** Begin DATASET **
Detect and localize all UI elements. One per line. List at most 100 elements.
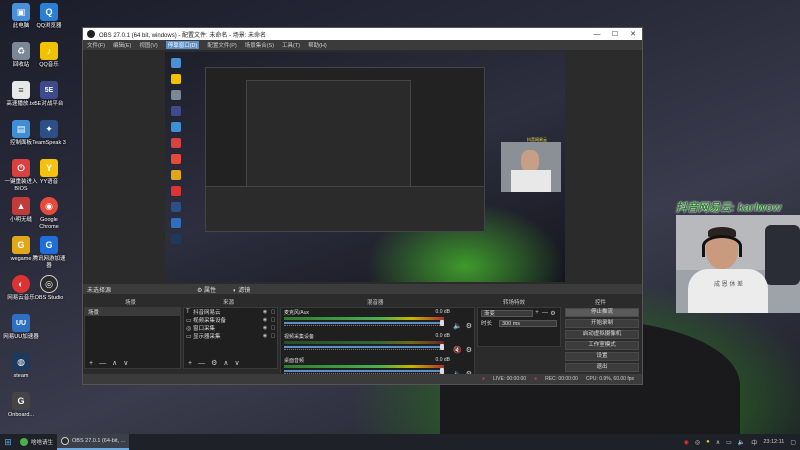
source-item[interactable]: T 抖音网易云 ◉ ▢ — [184, 308, 277, 316]
stop-streaming-button[interactable]: 停止推流 — [565, 308, 639, 317]
properties-button[interactable]: ⚙ 属性 — [197, 285, 216, 294]
onboard-icon: G — [12, 392, 30, 410]
notification-icon[interactable]: ▢ — [790, 439, 796, 446]
tray-app-icon[interactable]: ● — [706, 439, 710, 445]
source-item-label: 视频采集设备 — [193, 318, 227, 324]
desktop-icon-onboard[interactable]: G Onboard... — [2, 392, 40, 419]
cpu-fps: CPU: 0.9%, 60.00 fps — [585, 376, 634, 382]
sources-panel: T 抖音网易云 ◉ ▢ ▭ 视频采集设备 ◉ ▢ ◎ 窗口采集 ◉ ▢ ▭ 显示器采集 ◉ ▢ + — ⚙ ∧… — [183, 307, 278, 369]
menu-docks[interactable]: 停靠窗口(D) — [165, 41, 200, 49]
obs-titlebar[interactable]: OBS 27.0.1 (64 bit, windows) - 配置文件: 未命名… — [83, 28, 642, 40]
eye-icon[interactable]: ◉ — [261, 309, 269, 315]
move-up-icon[interactable]: ∧ — [223, 359, 228, 367]
lock-icon[interactable]: ▢ — [269, 325, 277, 331]
desktop-icon-yy[interactable]: Y YY语音 — [30, 159, 68, 186]
taskbar: ⊞ 啥啥请生 OBS 27.0.1 (64-bit, ... ◉ ◎ ● ∧ ▭… — [0, 434, 800, 450]
taskbar-item-obs[interactable]: OBS 27.0.1 (64-bit, ... — [57, 434, 130, 450]
studio-mode-button[interactable]: 工作室模式 — [565, 341, 639, 350]
tray-app-icon[interactable]: ◉ — [684, 439, 689, 446]
display-source-icon: ▭ — [186, 333, 192, 340]
move-down-icon[interactable]: ∨ — [235, 359, 240, 367]
eye-icon[interactable]: ◉ — [261, 325, 269, 331]
menu-view[interactable]: 视图(V) — [139, 41, 157, 49]
mixer-channel-db: 0.0 dB — [435, 309, 450, 315]
live-indicator-icon: ● — [481, 376, 485, 382]
start-virtual-camera-button[interactable]: 启动虚拟摄像机 — [565, 330, 639, 339]
source-item[interactable]: ◎ 窗口采集 ◉ ▢ — [184, 324, 277, 332]
chevron-up-icon[interactable]: ∧ — [716, 439, 720, 446]
scene-item[interactable]: 场景 — [85, 308, 180, 316]
start-recording-button[interactable]: 开始录制 — [565, 319, 639, 328]
minimize-icon[interactable]: — — [588, 31, 606, 38]
volume-slider[interactable] — [284, 320, 444, 326]
taskbar-item[interactable]: 啥啥请生 — [16, 434, 57, 450]
desktop-icon-teamspeak[interactable]: ✦ TeamSpeak 3 — [30, 120, 68, 147]
windows-start-icon[interactable]: ⊞ — [0, 434, 16, 450]
speaker-muted-icon[interactable]: 🔇 — [453, 346, 462, 354]
desktop-icon-label: QQ音乐 — [39, 62, 59, 68]
eye-icon[interactable]: ◉ — [261, 333, 269, 339]
desktop-icon-steam[interactable]: ◍ steam — [2, 353, 40, 380]
desktop-icon-uu[interactable]: UU 网易UU加速器 — [2, 314, 40, 341]
source-item[interactable]: ▭ 视频采集设备 ◉ ▢ — [184, 316, 277, 324]
control-panel-icon: ▤ — [12, 120, 30, 138]
volume-meter — [284, 317, 444, 320]
add-icon[interactable]: + — [89, 360, 93, 367]
gear-icon[interactable]: ⚙ — [211, 359, 217, 367]
lock-icon[interactable]: ▢ — [269, 309, 277, 315]
lock-icon[interactable]: ▢ — [269, 317, 277, 323]
filters-button[interactable]: ◐ 滤镜 — [233, 285, 250, 294]
tray-app-icon[interactable]: ◎ — [695, 439, 700, 446]
volume-icon[interactable]: 🔈 — [738, 439, 745, 446]
taskbar-item-label: 啥啥请生 — [31, 440, 54, 446]
volume-slider[interactable] — [284, 368, 444, 374]
network-icon[interactable]: ▭ — [726, 439, 732, 446]
gear-icon[interactable]: ⚙ — [466, 346, 472, 354]
remove-icon[interactable]: — — [99, 360, 106, 367]
source-item[interactable]: ▭ 显示器采集 ◉ ▢ — [184, 332, 277, 340]
mixer-dock-title: 混音器 — [367, 300, 384, 306]
add-icon[interactable]: + — [188, 360, 192, 367]
lock-icon[interactable]: ▢ — [269, 333, 277, 339]
add-icon[interactable]: + — [533, 310, 541, 316]
preview-canvas[interactable]: 抖音网易云 — [165, 52, 565, 282]
exit-button[interactable]: 退出 — [565, 363, 639, 372]
desktop-icon-5e[interactable]: 5E 5E对战平台 — [30, 81, 68, 108]
desktop-icon-tencent-accelerator[interactable]: G 腾讯网游加速器 — [30, 236, 68, 270]
mixer-panel: 麦克风/Aux 0.0 dB 🔈 ⚙ 视频采集设备 0.0 dB 🔇 ⚙ 桌面音… — [280, 307, 475, 383]
uu-accelerator-icon: UU — [12, 314, 30, 332]
desktop-icon-label: 5E对战平台 — [34, 101, 64, 107]
eye-icon[interactable]: ◉ — [261, 317, 269, 323]
desktop-icon-qq-browser[interactable]: Q QQ浏览器 — [30, 3, 68, 30]
menu-edit[interactable]: 编辑(E) — [113, 41, 131, 49]
ime-icon[interactable]: 中 — [751, 438, 757, 447]
desktop-icon-label: QQ浏览器 — [36, 23, 62, 29]
remove-icon[interactable]: — — [198, 360, 205, 367]
remove-icon[interactable]: — — [541, 310, 549, 316]
mixer-channel: 麦克风/Aux 0.0 dB 🔈 ⚙ — [281, 308, 474, 332]
maximize-icon[interactable]: ☐ — [606, 30, 624, 38]
desktop-icon-obs[interactable]: ◎ OBS Studio — [30, 275, 68, 302]
duration-input[interactable]: 300 ms — [499, 319, 557, 327]
menu-help[interactable]: 帮助(H) — [308, 41, 327, 49]
transition-select[interactable]: 渐变 — [481, 309, 533, 317]
gear-icon[interactable]: ⚙ — [549, 310, 557, 317]
menu-profile[interactable]: 配置文件(P) — [207, 41, 236, 49]
menu-scene-collection[interactable]: 场景集合(S) — [245, 41, 274, 49]
desktop-icon-chrome[interactable]: ◉ Google Chrome — [30, 197, 68, 231]
move-down-icon[interactable]: ∨ — [123, 359, 128, 367]
gear-icon[interactable]: ⚙ — [466, 322, 472, 330]
menu-tools[interactable]: 工具(T) — [282, 41, 300, 49]
sources-footer: + — ⚙ ∧ ∨ — [184, 358, 277, 368]
desktop-icon-label: Onboard... — [8, 412, 34, 418]
volume-slider[interactable] — [284, 344, 444, 350]
close-icon[interactable]: ✕ — [624, 30, 642, 38]
move-up-icon[interactable]: ∧ — [112, 359, 117, 367]
clock[interactable]: 23:12:11 — [763, 439, 784, 445]
speaker-icon[interactable]: 🔈 — [453, 322, 462, 330]
desktop-icon-qq-music[interactable]: ♪ QQ音乐 — [30, 42, 68, 69]
source-toolbar: 未选择源 ⚙ 属性 ◐ 滤镜 — [83, 284, 642, 294]
menu-file[interactable]: 文件(F) — [87, 41, 105, 49]
scenes-dock-title: 场景 — [125, 300, 137, 306]
settings-button[interactable]: 设置 — [565, 352, 639, 361]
** End DATASET **
- **EXERCISE DETAILS**
Could you give the entries above as a JSON list of strings, one string per line with blank lines omitted, leaving out the pictures?

- **RESULT FOR THIS TASK**
[
  "Detect and localize all UI elements. One per line. List at most 100 elements.",
  "source-item[interactable]: T 抖音网易云 ◉ ▢ — [184, 308, 277, 316]",
  "stop-streaming-button[interactable]: 停止推流 — [565, 308, 639, 317]",
  "properties-button[interactable]: ⚙ 属性 — [197, 285, 216, 294]",
  "onboard-icon: G — [12, 392, 30, 410]",
  "notification-icon[interactable]: ▢ — [790, 439, 796, 446]",
  "tray-app-icon[interactable]: ● — [706, 439, 710, 445]",
  "source-item-label: 视频采集设备 — [193, 318, 227, 324]",
  "desktop-icon-onboard[interactable]: G Onboard... — [2, 392, 40, 419]",
  "cpu-fps: CPU: 0.9%, 60.00 fps — [585, 376, 634, 382]",
  "sources-panel: T 抖音网易云 ◉ ▢ ▭ 视频采集设备 ◉ ▢ ◎ 窗口采集 ◉ ▢ ▭ 显示器采集 ◉ ▢ + — ⚙ ∧… — [183, 307, 278, 369]",
  "menu-docks[interactable]: 停靠窗口(D) — [165, 41, 200, 49]",
  "obs-titlebar[interactable]: OBS 27.0.1 (64 bit, windows) - 配置文件: 未命名… — [83, 28, 642, 40]",
  "eye-icon[interactable]: ◉ — [261, 309, 269, 315]",
  "move-up-icon[interactable]: ∧ — [223, 359, 228, 367]",
  "lock-icon[interactable]: ▢ — [269, 325, 277, 331]",
  "desktop-icon-yy[interactable]: Y YY语音 — [30, 159, 68, 186]",
  "taskbar: ⊞ 啥啥请生 OBS 27.0.1 (64-bit, ... ◉ ◎ ● ∧ ▭… — [0, 434, 800, 450]",
  "taskbar-item-obs[interactable]: OBS 27.0.1 (64-bit, ... — [57, 434, 130, 450]",
  "studio-mode-button[interactable]: 工作室模式 — [565, 341, 639, 350]",
  "tray-app-icon[interactable]: ◉ — [684, 439, 689, 446]",
  "display-source-icon: ▭ — [186, 333, 192, 340]",
  "move-down-icon[interactable]: ∨ — [235, 359, 240, 367]",
  "eye-icon[interactable]: ◉ — [261, 325, 269, 331]",
  "menu-view[interactable]: 视图(V) — [139, 41, 157, 49]",
  "mixer-channel-db: 0.0 dB — [435, 309, 450, 315]",
  "live-indicator-icon: ● — [481, 376, 485, 382]",
  "start-virtual-camera-button[interactable]: 启动虚拟摄像机 — [565, 330, 639, 339]",
  "source-item[interactable]: ◎ 窗口采集 ◉ ▢ — [184, 324, 277, 332]",
  "chevron-up-icon[interactable]: ∧ — [716, 439, 720, 446]",
  "scene-item[interactable]: 场景 — [85, 308, 180, 316]",
  "start-recording-button[interactable]: 开始录制 — [565, 319, 639, 328]",
  "minimize-icon[interactable]: — — [588, 31, 606, 38]",
  "volume-slider[interactable] — [284, 320, 444, 326]",
  "taskbar-item[interactable]: 啥啥请生 — [16, 434, 57, 450]",
  "desktop-icon-teamspeak[interactable]: ✦ TeamSpeak 3 — [30, 120, 68, 147]",
  "windows-start-icon[interactable]: ⊞ — [0, 434, 16, 450]",
  "speaker-muted-icon[interactable]: 🔇 — [453, 346, 462, 354]",
  "desktop-icon-label: QQ音乐 — [39, 62, 59, 68]",
  "eye-icon[interactable]: ◉ — [261, 333, 269, 339]",
  "desktop-icon-steam[interactable]: ◍ steam — [2, 353, 40, 380]",
  "desktop-icon-uu[interactable]: UU 网易UU加速器 — [2, 314, 40, 341]",
  "source-item[interactable]: ▭ 视频采集设备 ◉ ▢ — [184, 316, 277, 324]",
  "control-panel-icon: ▤ — [12, 120, 30, 138]",
  "volume-meter — [284, 317, 444, 320]",
  "add-icon[interactable]: + — [89, 360, 93, 367]",
  "gear-icon[interactable]: ⚙ — [211, 359, 217, 367]",
  "lock-icon[interactable]: ▢ — [269, 309, 277, 315]",
  "lock-icon[interactable]: ▢ — [269, 317, 277, 323]",
  "filters-button[interactable]: ◐ 滤镜 — [233, 285, 250, 294]",
  "tray-app-icon[interactable]: ◎ — [695, 439, 700, 446]",
  "volume-icon[interactable]: 🔈 — [738, 439, 745, 446]",
  "taskbar-item-label: 啥啥请生 — [31, 440, 54, 446]",
  "volume-slider[interactable] — [284, 368, 444, 374]",
  "network-icon[interactable]: ▭ — [726, 439, 732, 446]",
  "gear-icon[interactable]: ⚙ — [466, 346, 472, 354]",
  "remove-icon[interactable]: — — [99, 360, 106, 367]",
  "source-item[interactable]: ▭ 显示器采集 ◉ ▢ — [184, 332, 277, 340]",
  "mixer-dock-title: 混音器 — [367, 300, 384, 306]",
  "add-icon[interactable]: + — [188, 360, 192, 367]",
  "lock-icon[interactable]: ▢ — [269, 333, 277, 339]",
  "add-icon[interactable]: + — [533, 310, 541, 316]",
  "preview-canvas[interactable]: 抖音网易云 — [165, 52, 565, 282]",
  "exit-button[interactable]: 退出 — [565, 363, 639, 372]",
  "desktop-icon-5e[interactable]: 5E 5E对战平台 — [30, 81, 68, 108]",
  "desktop-icon-tencent-accelerator[interactable]: G 腾讯网游加速器 — [30, 236, 68, 270]",
  "mixer-panel: 麦克风/Aux 0.0 dB 🔈 ⚙ 视频采集设备 0.0 dB 🔇 ⚙ 桌面音… — [280, 307, 475, 383]",
  "uu-accelerator-icon: UU — [12, 314, 30, 332]",
  "desktop-icon-label: 5E对战平台 — [34, 101, 64, 107]",
  "eye-icon[interactable]: ◉ — [261, 317, 269, 323]",
  "desktop-icon-qq-browser[interactable]: Q QQ浏览器 — [30, 3, 68, 30]",
  "menu-edit[interactable]: 编辑(E) — [113, 41, 131, 49]",
  "ime-icon[interactable]: 中 — [751, 438, 757, 447]",
  "desktop-icon-label: QQ浏览器 — [36, 23, 62, 29]",
  "remove-icon[interactable]: — — [198, 360, 205, 367]",
  "remove-icon[interactable]: — — [541, 310, 549, 316]",
  "mixer-channel: 麦克风/Aux 0.0 dB 🔈 ⚙ — [281, 308, 474, 332]",
  "maximize-icon[interactable]: ☐ — [606, 30, 624, 38]",
  "desktop-icon-obs[interactable]: ◎ OBS Studio — [30, 275, 68, 302]",
  "duration-input[interactable]: 300 ms — [499, 319, 557, 327]",
  "menu-help[interactable]: 帮助(H) — [308, 41, 327, 49]",
  "transition-select[interactable]: 渐变 — [481, 309, 533, 317]",
  "gear-icon[interactable]: ⚙ — [549, 310, 557, 317]",
  "menu-profile[interactable]: 配置文件(P) — [207, 41, 236, 49]",
  "menu-scene-collection[interactable]: 场景集合(S) — [245, 41, 274, 49]",
  "desktop-icon-chrome[interactable]: ◉ Google Chrome — [30, 197, 68, 231]",
  "move-down-icon[interactable]: ∨ — [123, 359, 128, 367]",
  "gear-icon[interactable]: ⚙ — [466, 322, 472, 330]",
  "menu-tools[interactable]: 工具(T) — [282, 41, 300, 49]",
  "sources-footer: + — ⚙ ∧ ∨ — [184, 358, 277, 368]",
  "desktop-icon-label: Onboard... — [8, 412, 34, 418]",
  "volume-slider[interactable] — [284, 344, 444, 350]",
  "close-icon[interactable]: ✕ — [624, 30, 642, 38]",
  "move-up-icon[interactable]: ∧ — [112, 359, 117, 367]",
  "clock[interactable]: 23:12:11 — [763, 439, 784, 445]",
  "speaker-icon[interactable]: 🔈 — [453, 322, 462, 330]",
  "desktop-icon-qq-music[interactable]: ♪ QQ音乐 — [30, 42, 68, 69]",
  "source-toolbar: 未选择源 ⚙ 属性 ◐ 滤镜 — [83, 284, 642, 294]",
  "menu-file[interactable]: 文件(F) — [87, 41, 105, 49]",
  "scenes-dock-title: 场景 — [125, 300, 137, 306]",
  "settings-button[interactable]: 设置 — [565, 352, 639, 361]"
]